**Problem to solve**:
Extract every line where the string "AS超前入场" appears.

**Data**:
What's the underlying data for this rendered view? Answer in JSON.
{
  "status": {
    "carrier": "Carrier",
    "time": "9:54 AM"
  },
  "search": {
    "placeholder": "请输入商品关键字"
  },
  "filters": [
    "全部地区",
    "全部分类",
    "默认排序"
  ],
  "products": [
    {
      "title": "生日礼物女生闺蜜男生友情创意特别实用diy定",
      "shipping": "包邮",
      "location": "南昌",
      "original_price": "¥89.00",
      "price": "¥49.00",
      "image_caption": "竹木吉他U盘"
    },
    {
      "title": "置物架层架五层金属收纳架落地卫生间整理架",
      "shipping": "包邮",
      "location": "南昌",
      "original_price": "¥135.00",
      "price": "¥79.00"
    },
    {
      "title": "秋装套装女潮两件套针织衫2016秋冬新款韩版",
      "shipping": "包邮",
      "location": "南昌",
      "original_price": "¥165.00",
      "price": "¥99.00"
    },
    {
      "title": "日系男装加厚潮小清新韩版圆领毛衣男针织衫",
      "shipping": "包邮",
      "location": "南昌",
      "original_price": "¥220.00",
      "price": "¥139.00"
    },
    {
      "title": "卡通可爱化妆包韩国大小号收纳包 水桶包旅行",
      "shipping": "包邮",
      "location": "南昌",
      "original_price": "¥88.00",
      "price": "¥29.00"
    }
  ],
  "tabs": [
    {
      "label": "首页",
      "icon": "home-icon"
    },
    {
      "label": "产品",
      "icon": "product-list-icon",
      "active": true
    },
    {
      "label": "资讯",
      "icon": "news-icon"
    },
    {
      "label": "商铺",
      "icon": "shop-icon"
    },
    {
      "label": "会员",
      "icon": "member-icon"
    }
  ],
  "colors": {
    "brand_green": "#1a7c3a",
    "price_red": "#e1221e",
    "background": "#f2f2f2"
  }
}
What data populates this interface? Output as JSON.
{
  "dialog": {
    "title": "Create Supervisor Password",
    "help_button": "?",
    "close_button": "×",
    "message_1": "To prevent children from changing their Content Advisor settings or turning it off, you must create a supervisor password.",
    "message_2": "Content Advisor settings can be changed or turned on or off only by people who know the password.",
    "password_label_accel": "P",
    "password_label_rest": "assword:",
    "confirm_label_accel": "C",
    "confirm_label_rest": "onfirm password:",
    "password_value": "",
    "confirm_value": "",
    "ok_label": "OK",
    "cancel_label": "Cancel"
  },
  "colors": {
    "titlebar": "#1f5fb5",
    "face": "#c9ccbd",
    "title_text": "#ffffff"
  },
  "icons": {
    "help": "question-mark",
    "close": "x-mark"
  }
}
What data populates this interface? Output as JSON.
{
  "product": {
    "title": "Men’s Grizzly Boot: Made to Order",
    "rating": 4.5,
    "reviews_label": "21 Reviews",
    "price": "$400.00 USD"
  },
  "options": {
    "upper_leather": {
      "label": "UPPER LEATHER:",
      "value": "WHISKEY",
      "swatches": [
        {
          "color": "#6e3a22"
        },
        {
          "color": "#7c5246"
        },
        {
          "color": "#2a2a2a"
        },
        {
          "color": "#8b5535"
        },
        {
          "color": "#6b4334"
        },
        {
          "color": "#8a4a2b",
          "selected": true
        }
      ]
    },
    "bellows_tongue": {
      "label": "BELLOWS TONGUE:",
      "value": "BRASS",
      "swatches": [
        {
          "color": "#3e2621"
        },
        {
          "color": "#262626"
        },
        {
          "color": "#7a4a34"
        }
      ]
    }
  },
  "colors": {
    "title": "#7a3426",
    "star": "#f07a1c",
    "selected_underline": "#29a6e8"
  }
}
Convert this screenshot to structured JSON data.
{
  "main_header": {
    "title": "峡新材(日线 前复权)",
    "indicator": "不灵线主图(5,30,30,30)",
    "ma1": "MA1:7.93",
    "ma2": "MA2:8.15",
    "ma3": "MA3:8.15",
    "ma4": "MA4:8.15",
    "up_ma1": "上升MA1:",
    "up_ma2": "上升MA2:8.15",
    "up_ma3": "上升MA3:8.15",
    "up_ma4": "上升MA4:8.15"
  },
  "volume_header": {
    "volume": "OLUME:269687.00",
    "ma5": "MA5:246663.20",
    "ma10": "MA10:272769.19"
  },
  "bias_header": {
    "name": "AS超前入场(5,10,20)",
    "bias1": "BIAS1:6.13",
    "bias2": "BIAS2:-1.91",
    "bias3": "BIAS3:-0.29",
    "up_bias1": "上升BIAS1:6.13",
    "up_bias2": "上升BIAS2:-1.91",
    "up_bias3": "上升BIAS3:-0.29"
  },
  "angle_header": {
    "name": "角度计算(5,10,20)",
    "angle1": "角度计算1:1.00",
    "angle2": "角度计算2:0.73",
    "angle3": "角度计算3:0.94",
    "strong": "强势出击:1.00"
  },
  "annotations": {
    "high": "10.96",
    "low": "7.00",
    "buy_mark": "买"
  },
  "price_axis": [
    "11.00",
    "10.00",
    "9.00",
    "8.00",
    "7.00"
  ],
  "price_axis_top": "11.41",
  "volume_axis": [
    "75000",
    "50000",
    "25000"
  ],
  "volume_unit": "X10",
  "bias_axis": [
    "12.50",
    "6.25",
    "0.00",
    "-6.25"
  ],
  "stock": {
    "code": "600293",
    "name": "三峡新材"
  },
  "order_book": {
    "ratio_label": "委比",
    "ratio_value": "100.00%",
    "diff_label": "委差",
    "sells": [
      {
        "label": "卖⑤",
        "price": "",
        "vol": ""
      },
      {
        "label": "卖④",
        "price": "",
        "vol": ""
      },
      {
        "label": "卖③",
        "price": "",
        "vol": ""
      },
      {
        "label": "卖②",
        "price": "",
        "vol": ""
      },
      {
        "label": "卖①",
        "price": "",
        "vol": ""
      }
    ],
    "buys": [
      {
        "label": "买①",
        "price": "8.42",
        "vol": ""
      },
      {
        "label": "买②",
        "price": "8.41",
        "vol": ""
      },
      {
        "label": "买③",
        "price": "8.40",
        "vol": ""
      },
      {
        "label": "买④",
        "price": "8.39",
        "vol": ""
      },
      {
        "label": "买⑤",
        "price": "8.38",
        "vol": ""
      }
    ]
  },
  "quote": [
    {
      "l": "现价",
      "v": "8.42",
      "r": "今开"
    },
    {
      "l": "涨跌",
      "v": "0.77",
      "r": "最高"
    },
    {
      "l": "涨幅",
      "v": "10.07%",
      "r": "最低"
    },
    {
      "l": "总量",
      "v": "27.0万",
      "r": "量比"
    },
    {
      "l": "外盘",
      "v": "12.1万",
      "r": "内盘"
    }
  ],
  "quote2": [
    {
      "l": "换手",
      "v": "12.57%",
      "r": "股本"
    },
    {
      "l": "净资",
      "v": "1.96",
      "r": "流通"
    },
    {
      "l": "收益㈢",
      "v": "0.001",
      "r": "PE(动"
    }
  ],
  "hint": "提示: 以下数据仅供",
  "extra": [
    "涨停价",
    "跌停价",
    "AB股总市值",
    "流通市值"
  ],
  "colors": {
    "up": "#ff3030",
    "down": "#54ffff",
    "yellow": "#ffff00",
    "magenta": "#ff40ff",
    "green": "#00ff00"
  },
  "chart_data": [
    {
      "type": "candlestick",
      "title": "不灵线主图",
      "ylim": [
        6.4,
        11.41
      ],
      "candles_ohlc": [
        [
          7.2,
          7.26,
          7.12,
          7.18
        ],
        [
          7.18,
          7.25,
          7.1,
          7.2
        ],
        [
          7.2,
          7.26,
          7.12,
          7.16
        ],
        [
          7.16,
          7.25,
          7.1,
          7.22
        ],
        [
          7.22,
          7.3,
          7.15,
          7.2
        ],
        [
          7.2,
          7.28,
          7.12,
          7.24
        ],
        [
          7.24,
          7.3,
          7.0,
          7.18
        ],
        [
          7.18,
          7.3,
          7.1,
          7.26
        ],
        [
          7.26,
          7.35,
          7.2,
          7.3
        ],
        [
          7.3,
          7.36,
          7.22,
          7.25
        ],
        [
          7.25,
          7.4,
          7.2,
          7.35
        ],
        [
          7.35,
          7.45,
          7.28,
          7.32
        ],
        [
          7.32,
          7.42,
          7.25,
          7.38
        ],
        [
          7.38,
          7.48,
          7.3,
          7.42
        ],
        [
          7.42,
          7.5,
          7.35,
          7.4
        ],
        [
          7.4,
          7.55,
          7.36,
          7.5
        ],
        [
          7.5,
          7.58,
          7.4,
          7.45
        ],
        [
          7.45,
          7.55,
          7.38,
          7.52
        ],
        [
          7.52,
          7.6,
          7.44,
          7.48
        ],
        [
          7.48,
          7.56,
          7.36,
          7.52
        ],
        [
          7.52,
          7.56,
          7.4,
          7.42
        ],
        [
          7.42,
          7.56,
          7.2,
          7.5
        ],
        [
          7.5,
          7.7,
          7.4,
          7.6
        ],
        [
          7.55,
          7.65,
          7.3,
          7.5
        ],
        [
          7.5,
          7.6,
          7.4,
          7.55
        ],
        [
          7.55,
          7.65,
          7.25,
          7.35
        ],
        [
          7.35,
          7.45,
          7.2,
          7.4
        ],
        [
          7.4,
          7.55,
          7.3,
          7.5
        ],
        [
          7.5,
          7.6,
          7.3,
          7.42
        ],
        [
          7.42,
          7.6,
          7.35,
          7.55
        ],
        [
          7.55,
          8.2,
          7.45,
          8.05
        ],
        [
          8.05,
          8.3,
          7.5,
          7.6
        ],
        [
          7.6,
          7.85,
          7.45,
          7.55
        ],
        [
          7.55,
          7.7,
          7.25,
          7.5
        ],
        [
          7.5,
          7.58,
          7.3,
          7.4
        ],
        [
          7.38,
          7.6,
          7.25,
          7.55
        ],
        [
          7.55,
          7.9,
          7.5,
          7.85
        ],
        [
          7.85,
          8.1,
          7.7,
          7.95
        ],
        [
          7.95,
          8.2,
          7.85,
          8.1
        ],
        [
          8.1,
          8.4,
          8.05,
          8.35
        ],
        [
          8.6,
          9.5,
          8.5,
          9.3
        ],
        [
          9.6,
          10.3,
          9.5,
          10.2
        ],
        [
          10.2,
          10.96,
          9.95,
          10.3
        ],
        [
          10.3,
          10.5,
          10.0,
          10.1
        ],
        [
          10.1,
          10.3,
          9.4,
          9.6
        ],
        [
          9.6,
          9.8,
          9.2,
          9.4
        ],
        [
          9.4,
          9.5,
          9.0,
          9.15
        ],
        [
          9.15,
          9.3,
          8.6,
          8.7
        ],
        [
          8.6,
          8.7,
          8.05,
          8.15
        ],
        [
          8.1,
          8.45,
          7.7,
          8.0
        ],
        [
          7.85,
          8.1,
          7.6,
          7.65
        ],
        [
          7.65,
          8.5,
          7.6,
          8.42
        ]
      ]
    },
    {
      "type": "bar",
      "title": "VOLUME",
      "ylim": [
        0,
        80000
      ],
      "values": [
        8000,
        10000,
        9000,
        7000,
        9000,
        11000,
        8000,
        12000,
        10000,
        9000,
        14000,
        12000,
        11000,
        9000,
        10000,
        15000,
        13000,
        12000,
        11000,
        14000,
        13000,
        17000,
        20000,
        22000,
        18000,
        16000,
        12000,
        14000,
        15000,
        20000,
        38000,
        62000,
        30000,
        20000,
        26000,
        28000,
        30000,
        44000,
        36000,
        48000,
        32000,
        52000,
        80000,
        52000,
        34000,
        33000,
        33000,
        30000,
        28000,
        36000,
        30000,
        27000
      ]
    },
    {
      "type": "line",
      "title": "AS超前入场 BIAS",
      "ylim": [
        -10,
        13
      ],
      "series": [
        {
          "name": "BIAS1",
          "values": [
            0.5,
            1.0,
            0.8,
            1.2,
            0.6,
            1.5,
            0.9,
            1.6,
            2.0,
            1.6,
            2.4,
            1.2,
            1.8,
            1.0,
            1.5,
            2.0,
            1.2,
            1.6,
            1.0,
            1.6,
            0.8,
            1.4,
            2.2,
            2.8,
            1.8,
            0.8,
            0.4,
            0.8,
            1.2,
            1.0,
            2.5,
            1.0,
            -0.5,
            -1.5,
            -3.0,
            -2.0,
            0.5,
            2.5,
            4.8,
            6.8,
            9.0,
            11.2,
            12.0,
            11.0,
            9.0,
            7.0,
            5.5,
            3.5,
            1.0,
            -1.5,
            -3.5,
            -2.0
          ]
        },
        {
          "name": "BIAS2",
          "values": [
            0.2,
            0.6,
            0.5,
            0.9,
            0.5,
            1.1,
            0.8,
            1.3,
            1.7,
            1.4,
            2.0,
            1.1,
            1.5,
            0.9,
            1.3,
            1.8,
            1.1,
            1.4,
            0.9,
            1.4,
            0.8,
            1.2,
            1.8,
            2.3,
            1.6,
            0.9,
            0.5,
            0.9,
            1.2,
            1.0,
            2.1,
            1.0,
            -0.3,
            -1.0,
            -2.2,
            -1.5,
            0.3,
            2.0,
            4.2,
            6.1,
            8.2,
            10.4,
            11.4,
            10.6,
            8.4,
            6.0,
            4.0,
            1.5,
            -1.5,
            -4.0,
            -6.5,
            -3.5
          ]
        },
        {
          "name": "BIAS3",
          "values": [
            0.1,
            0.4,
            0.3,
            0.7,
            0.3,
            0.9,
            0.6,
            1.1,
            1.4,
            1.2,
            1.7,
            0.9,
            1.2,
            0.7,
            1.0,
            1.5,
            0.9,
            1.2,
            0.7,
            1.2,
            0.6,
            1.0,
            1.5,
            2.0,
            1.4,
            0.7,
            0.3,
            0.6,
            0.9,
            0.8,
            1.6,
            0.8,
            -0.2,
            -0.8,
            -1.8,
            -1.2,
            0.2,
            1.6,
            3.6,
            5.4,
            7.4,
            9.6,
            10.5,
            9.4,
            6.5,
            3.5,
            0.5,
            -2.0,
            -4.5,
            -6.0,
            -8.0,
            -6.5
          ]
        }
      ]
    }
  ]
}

**Expected answer**:
    "name": "AS超前入场(5,10,20)",
      "title": "AS超前入场 BIAS",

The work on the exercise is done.